#### [Available records]
┏━━

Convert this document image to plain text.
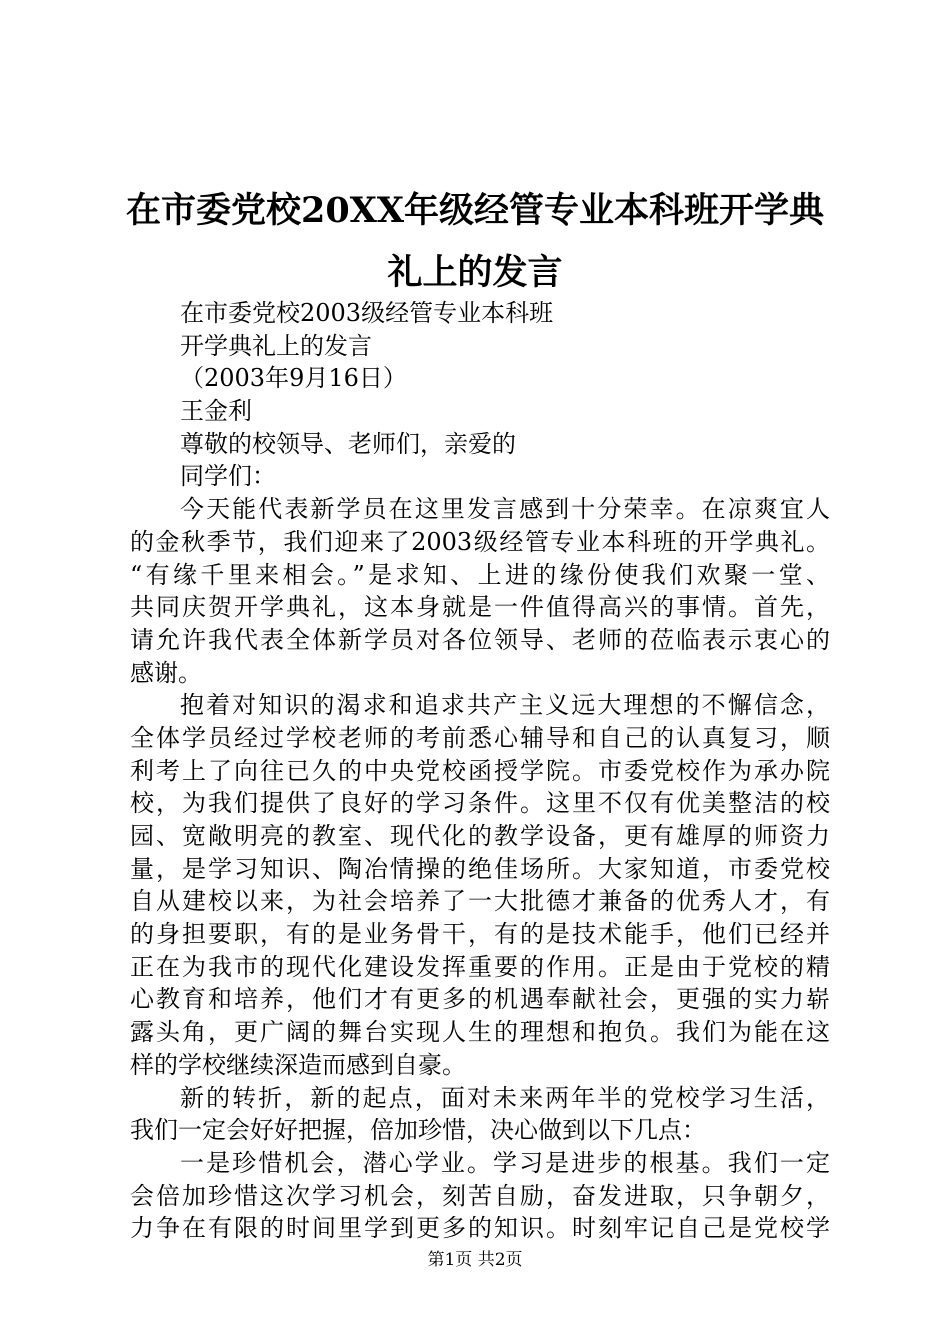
在市委党校20XX年级经管专业本科班开学典
礼上的发言
在市委党校2003级经管专业本科班
开学典礼上的发言
（2003年9月16日）
王金利
尊敬的校领导、老师们，亲爱的
同学们：
今天能代表新学员在这里发言感到十分荣幸。在凉爽宜人
的金秋季节，我们迎来了2003级经管专业本科班的开学典礼。
“有缘千里来相会。”是求知、上进的缘份使我们欢聚一堂、
共同庆贺开学典礼，这本身就是一件值得高兴的事情。首先，
请允许我代表全体新学员对各位领导、老师的莅临表示衷心的
感谢。
抱着对知识的渴求和追求共产主义远大理想的不懈信念，
全体学员经过学校老师的考前悉心辅导和自己的认真复习，顺
利考上了向往已久的中央党校函授学院。市委党校作为承办院
校，为我们提供了良好的学习条件。这里不仅有优美整洁的校
园、宽敞明亮的教室、现代化的教学设备，更有雄厚的师资力
量，是学习知识、陶冶情操的绝佳场所。大家知道，市委党校
自从建校以来，为社会培养了一大批德才兼备的优秀人才，有
的身担要职，有的是业务骨干，有的是技术能手，他们已经并
正在为我市的现代化建设发挥重要的作用。正是由于党校的精
心教育和培养，他们才有更多的机遇奉献社会，更强的实力崭
露头角，更广阔的舞台实现人生的理想和抱负。我们为能在这
样的学校继续深造而感到自豪。
新的转折，新的起点，面对未来两年半的党校学习生活，
我们一定会好好把握，倍加珍惜，决心做到以下几点：
一是珍惜机会，潜心学业。学习是进步的根基。我们一定
会倍加珍惜这次学习机会，刻苦自励，奋发进取，只争朝夕，
力争在有限的时间里学到更多的知识。时刻牢记自己是党校学
第1页 共2页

┗━━

#### [Task to carry out]
Every record must be copied exactly, with images dropped from the result.

#### [Response for this exercise]
Convert this document image to plain text.
在市委党校20XX年级经管专业本科班开学典
礼上的发言
在市委党校2003级经管专业本科班
开学典礼上的发言
（2003年9月16日）
王金利
尊敬的校领导、老师们，亲爱的
同学们：
今天能代表新学员在这里发言感到十分荣幸。在凉爽宜人
的金秋季节，我们迎来了2003级经管专业本科班的开学典礼。
“有缘千里来相会。”是求知、上进的缘份使我们欢聚一堂、
共同庆贺开学典礼，这本身就是一件值得高兴的事情。首先，
请允许我代表全体新学员对各位领导、老师的莅临表示衷心的
感谢。
抱着对知识的渴求和追求共产主义远大理想的不懈信念，
全体学员经过学校老师的考前悉心辅导和自己的认真复习，顺
利考上了向往已久的中央党校函授学院。市委党校作为承办院
校，为我们提供了良好的学习条件。这里不仅有优美整洁的校
园、宽敞明亮的教室、现代化的教学设备，更有雄厚的师资力
量，是学习知识、陶冶情操的绝佳场所。大家知道，市委党校
自从建校以来，为社会培养了一大批德才兼备的优秀人才，有
的身担要职，有的是业务骨干，有的是技术能手，他们已经并
正在为我市的现代化建设发挥重要的作用。正是由于党校的精
心教育和培养，他们才有更多的机遇奉献社会，更强的实力崭
露头角，更广阔的舞台实现人生的理想和抱负。我们为能在这
样的学校继续深造而感到自豪。
新的转折，新的起点，面对未来两年半的党校学习生活，
我们一定会好好把握，倍加珍惜，决心做到以下几点：
一是珍惜机会，潜心学业。学习是进步的根基。我们一定
会倍加珍惜这次学习机会，刻苦自励，奋发进取，只争朝夕，
力争在有限的时间里学到更多的知识。时刻牢记自己是党校学
第1页 共2页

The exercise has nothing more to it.